== REQUEST ==
Only the lines holding the string "your" are needed. Copy each one.

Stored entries
++++++++++++++++++++
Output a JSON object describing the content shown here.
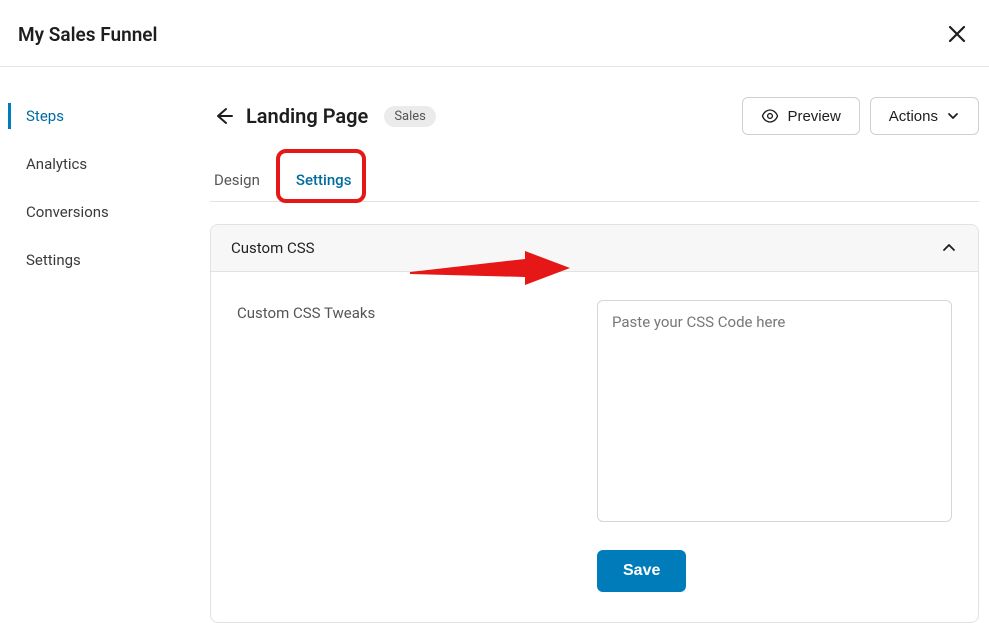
{
  "topbar": {
    "title": "My Sales Funnel"
  },
  "sidebar": {
    "items": [
      {
        "label": "Steps",
        "active": true
      },
      {
        "label": "Analytics",
        "active": false
      },
      {
        "label": "Conversions",
        "active": false
      },
      {
        "label": "Settings",
        "active": false
      }
    ]
  },
  "header": {
    "title": "Landing Page",
    "badge": "Sales",
    "preview_label": "Preview",
    "actions_label": "Actions"
  },
  "tabs": {
    "items": [
      {
        "label": "Design",
        "active": false
      },
      {
        "label": "Settings",
        "active": true
      }
    ]
  },
  "panel": {
    "title": "Custom CSS",
    "field_label": "Custom CSS Tweaks",
    "textarea_placeholder": "Paste your CSS Code here",
    "textarea_value": "",
    "save_label": "Save"
  }
}
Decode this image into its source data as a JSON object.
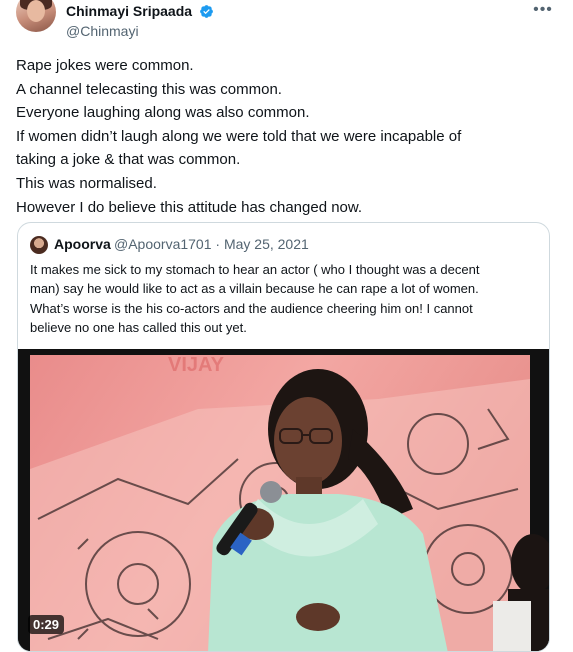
{
  "author": {
    "name": "Chinmayi Sripaada",
    "handle": "@Chinmayi",
    "verified_color": "#1d9bf0"
  },
  "tweet": {
    "lines": [
      "Rape jokes were common.",
      "A channel telecasting this was common.",
      "Everyone laughing along was also common.",
      "If women didn’t laugh along we were told that we were incapable of",
      "taking a joke & that was common.",
      "This was normalised.",
      "However I do believe this attitude has changed now."
    ]
  },
  "quoted_tweet": {
    "name": "Apoorva",
    "meta": "@Apoorva1701 · May 25, 2021",
    "lines": [
      "It makes me sick to my stomach to hear an actor ( who I thought was a decent",
      "man) say he would like to act as a villain because he can rape a lot of women.",
      "What’s worse is the his co-actors and the audience cheering him on! I cannot",
      "believe no one has called this out yet."
    ],
    "video_duration": "0:29"
  },
  "icons": {
    "more": "more-horizontal-icon",
    "verified": "verified-badge-icon"
  }
}
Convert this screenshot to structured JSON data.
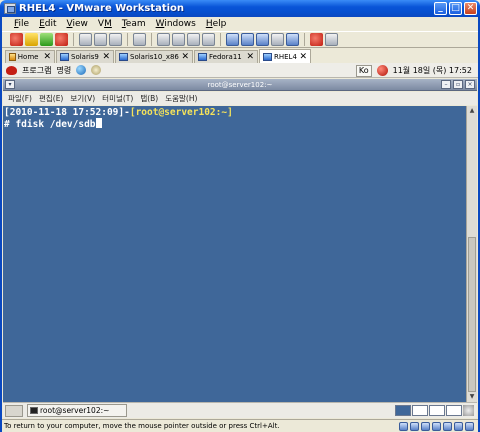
{
  "window": {
    "title": "RHEL4 - VMware Workstation",
    "controls": [
      "_",
      "□",
      "✕"
    ]
  },
  "menubar": [
    {
      "label": "File",
      "accel": "F"
    },
    {
      "label": "Edit",
      "accel": "E"
    },
    {
      "label": "View",
      "accel": "V"
    },
    {
      "label": "VM",
      "accel": "M"
    },
    {
      "label": "Team",
      "accel": "T"
    },
    {
      "label": "Windows",
      "accel": "W"
    },
    {
      "label": "Help",
      "accel": "H"
    }
  ],
  "toolbar": {
    "icons": [
      "power-off-icon",
      "suspend-icon",
      "power-on-icon",
      "reset-icon",
      "snapshot-icon",
      "revert-icon",
      "snapshot-manager-icon",
      "team-icon",
      "clone-icon",
      "summary-icon",
      "console-icon",
      "fullscreen-icon",
      "quick-switch-icon",
      "thumbnail-icon",
      "network-icon",
      "settings-icon"
    ]
  },
  "vm_tabs": [
    {
      "label": "Home",
      "active": false
    },
    {
      "label": "Solaris9",
      "active": false
    },
    {
      "label": "Solaris10_x86",
      "active": false
    },
    {
      "label": "Fedora11",
      "active": false
    },
    {
      "label": "RHEL4",
      "active": true
    }
  ],
  "gnome_panel": {
    "programs": "프로그램",
    "actions": "명령",
    "lang": "Ko",
    "clock": "11월 18일 (목) 17:52"
  },
  "terminal": {
    "window_title": "root@server102:~",
    "menu": [
      "파일(F)",
      "편집(E)",
      "보기(V)",
      "터미널(T)",
      "탭(B)",
      "도움말(H)"
    ],
    "lines": [
      {
        "timestamp": "[2010-11-18 17:52:09]",
        "dash": "-",
        "userhost": "[root@server102:~]"
      },
      {
        "prompt": "# fdisk /dev/sdb"
      }
    ]
  },
  "bottom_panel": {
    "task": "root@server102:~"
  },
  "statusbar": {
    "text": "To return to your computer, move the mouse pointer outside or press Ctrl+Alt."
  }
}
++++++++++++++++++++
== RESULT OF THE EXERCISE ==
    "textarea_placeholder": "Paste your CSS Code here",
    "text": "To return to your computer, move the mouse pointer outside or press Ctrl+Alt."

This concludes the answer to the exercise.